#### SOURCE MATERIAL ####
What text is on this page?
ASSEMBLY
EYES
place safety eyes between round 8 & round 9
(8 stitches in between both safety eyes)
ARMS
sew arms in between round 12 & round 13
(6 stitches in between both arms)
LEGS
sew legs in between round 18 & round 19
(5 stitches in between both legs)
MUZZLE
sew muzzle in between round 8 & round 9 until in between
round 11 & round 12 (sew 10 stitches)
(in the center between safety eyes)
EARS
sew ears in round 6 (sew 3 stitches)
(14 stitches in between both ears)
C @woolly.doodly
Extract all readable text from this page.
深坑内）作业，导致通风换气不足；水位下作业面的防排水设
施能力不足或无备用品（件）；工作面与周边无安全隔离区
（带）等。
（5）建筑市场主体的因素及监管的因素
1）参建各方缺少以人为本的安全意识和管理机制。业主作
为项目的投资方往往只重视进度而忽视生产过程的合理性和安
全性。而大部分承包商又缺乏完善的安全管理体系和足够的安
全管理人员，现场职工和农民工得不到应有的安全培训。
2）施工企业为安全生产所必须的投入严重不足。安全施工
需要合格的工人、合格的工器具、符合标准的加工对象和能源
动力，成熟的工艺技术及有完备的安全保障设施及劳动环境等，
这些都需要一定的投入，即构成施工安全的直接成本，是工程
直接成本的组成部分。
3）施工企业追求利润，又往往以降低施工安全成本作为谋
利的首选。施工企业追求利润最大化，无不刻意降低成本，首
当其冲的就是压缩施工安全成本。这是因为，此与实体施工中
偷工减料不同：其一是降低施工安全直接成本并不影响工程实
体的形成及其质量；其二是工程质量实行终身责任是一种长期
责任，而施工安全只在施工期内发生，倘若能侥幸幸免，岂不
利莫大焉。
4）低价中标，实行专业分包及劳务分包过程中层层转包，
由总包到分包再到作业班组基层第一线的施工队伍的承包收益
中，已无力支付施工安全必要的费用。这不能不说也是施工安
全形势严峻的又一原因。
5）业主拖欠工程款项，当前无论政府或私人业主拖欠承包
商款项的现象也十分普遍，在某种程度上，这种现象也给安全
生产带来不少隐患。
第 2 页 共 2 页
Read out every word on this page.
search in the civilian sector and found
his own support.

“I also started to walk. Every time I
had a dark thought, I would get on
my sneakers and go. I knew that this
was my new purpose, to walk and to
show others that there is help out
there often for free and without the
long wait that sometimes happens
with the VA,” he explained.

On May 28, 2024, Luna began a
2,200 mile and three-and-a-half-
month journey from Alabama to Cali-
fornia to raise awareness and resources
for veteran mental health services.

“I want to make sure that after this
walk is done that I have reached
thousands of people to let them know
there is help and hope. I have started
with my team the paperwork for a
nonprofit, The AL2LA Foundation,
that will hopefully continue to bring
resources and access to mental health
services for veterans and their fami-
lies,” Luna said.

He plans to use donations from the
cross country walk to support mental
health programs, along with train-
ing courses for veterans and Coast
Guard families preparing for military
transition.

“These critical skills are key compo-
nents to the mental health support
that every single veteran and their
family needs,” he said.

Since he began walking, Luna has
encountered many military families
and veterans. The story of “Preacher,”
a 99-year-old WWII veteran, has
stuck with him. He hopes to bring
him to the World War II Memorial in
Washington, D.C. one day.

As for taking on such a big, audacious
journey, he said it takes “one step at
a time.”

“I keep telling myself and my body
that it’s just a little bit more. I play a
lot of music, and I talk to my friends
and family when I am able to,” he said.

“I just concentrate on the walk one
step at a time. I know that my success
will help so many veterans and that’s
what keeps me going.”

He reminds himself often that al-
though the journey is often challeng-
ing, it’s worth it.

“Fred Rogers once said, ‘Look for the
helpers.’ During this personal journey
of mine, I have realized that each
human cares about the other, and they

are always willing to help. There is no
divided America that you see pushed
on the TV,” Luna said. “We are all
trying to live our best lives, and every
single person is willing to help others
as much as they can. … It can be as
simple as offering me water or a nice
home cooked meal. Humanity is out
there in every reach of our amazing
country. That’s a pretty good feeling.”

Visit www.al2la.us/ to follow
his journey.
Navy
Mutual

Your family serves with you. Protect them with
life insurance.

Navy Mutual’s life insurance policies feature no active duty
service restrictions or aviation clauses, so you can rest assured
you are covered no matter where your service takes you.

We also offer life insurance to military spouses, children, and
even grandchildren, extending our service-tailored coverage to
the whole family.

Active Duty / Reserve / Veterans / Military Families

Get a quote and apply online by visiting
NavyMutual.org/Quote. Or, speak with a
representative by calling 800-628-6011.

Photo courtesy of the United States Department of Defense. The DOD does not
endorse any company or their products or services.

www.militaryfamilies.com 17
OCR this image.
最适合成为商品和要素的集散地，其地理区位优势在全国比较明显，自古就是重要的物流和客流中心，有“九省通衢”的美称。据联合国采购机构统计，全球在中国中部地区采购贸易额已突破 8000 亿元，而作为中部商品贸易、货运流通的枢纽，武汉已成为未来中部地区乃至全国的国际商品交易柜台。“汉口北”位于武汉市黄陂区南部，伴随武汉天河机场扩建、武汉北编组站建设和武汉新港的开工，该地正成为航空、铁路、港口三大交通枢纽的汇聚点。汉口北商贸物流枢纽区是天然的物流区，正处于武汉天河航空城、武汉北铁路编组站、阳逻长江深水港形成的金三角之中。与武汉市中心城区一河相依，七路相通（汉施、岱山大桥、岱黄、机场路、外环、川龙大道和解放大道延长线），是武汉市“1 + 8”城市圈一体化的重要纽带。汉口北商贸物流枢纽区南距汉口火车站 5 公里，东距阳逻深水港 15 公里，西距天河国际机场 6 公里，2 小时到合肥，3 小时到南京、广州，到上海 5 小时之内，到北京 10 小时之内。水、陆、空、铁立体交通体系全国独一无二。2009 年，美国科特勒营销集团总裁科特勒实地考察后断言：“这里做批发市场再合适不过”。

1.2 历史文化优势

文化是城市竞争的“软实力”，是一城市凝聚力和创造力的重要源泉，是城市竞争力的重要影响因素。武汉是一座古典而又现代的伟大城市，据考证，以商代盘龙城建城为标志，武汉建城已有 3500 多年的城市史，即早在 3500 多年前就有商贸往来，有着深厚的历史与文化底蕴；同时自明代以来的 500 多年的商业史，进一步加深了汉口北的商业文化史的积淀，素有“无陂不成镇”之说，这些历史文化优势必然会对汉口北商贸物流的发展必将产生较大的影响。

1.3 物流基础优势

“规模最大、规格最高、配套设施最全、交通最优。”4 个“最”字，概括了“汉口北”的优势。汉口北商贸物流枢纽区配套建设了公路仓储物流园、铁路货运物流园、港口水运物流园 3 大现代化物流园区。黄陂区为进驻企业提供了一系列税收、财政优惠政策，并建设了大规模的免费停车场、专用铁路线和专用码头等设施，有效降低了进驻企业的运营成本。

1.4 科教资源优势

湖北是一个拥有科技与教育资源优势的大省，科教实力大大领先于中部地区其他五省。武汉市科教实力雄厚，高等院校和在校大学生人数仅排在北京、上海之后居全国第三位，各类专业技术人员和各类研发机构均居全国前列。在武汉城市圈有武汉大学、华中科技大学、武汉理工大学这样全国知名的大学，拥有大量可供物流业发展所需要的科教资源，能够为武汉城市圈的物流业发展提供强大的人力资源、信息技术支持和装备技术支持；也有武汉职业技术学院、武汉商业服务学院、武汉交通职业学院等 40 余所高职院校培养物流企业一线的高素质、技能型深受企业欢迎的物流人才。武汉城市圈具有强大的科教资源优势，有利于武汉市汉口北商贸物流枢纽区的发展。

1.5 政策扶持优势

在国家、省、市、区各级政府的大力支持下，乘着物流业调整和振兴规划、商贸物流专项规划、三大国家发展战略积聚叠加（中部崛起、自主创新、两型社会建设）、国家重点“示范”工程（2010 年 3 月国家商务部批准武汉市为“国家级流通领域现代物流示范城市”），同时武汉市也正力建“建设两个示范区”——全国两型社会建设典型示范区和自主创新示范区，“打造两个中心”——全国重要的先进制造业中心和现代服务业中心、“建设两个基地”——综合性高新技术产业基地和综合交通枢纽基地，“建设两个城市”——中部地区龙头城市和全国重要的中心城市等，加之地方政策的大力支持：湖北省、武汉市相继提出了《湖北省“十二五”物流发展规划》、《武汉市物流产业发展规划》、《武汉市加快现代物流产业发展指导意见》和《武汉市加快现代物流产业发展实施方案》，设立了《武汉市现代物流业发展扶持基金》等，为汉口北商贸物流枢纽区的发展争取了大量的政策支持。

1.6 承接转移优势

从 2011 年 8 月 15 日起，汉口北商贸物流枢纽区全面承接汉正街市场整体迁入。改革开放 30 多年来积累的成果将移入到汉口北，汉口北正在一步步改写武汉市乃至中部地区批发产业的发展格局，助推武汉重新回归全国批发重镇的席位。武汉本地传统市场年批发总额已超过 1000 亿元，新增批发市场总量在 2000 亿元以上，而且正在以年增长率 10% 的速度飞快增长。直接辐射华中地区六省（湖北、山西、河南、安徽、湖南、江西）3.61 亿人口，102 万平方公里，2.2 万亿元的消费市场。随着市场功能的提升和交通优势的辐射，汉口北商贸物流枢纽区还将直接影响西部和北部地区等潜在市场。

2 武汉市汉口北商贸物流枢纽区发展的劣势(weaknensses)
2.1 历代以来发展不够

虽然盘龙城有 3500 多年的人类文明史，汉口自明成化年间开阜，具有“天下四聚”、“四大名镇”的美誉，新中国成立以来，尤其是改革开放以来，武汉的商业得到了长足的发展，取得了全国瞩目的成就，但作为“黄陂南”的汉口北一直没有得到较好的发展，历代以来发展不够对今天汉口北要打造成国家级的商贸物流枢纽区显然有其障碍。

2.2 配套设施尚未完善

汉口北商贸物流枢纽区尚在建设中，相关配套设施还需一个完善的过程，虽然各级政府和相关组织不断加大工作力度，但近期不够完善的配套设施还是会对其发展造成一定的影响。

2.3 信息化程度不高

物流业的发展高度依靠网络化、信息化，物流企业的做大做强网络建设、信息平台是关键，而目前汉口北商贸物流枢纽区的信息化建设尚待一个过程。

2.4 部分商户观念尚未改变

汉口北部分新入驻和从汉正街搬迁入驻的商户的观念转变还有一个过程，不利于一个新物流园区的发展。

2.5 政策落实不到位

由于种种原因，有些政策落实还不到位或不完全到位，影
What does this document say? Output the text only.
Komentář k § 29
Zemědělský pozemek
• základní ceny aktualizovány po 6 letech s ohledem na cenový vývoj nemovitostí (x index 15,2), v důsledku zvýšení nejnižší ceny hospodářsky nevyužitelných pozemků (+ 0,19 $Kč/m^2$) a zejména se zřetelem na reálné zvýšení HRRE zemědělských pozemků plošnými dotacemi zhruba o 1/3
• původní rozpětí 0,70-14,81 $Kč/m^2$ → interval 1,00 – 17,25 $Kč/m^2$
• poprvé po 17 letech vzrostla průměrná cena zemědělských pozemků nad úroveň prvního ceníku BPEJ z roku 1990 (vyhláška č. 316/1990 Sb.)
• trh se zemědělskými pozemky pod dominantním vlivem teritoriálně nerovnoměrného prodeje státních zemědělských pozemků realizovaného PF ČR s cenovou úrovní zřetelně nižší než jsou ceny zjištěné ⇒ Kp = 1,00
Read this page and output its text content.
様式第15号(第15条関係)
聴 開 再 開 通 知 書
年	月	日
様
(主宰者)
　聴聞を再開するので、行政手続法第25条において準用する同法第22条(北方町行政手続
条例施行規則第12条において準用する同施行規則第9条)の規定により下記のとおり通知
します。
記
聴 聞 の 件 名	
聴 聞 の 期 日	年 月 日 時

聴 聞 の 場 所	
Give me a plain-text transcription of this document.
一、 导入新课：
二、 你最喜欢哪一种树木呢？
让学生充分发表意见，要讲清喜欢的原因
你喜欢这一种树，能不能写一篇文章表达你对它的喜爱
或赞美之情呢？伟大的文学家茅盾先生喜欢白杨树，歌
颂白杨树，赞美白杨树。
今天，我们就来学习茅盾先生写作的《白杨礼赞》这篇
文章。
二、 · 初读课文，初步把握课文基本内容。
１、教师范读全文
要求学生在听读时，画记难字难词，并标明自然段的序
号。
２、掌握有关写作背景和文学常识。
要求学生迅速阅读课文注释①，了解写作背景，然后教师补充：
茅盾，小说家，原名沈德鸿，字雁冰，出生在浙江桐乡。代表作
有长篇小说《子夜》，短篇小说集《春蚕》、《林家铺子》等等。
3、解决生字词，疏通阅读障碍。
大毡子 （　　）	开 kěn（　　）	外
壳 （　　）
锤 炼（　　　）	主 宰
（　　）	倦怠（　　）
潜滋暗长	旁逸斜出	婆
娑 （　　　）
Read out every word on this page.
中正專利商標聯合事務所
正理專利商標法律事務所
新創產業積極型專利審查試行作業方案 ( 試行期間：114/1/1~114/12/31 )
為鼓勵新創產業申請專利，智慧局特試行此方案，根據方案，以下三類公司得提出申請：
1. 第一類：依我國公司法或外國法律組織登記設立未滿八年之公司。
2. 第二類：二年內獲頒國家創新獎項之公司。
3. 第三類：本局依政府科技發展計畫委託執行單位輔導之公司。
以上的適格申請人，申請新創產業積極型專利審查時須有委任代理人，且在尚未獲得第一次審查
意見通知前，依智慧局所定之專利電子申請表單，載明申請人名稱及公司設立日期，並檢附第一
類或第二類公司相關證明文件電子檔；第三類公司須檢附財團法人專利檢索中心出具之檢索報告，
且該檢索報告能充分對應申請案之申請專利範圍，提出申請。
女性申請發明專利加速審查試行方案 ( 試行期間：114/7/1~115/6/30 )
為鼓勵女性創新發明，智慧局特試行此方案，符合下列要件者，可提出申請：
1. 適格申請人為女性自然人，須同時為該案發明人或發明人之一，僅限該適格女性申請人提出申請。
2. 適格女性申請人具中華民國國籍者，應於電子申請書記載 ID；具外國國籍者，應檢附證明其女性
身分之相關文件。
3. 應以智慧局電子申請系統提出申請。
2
####
▶ **WRITTEN PROBLEM**
Pick out every line above that contains the word "round" and copy it.

▶ **FINISHED ANSWER**
place safety eyes between round 8 & round 9
sew arms in between round 12 & round 13
sew legs in between round 18 & round 19
sew muzzle in between round 8 & round 9 until in between
round 11 & round 12 (sew 10 stitches)
sew ears in round 6 (sew 3 stitches)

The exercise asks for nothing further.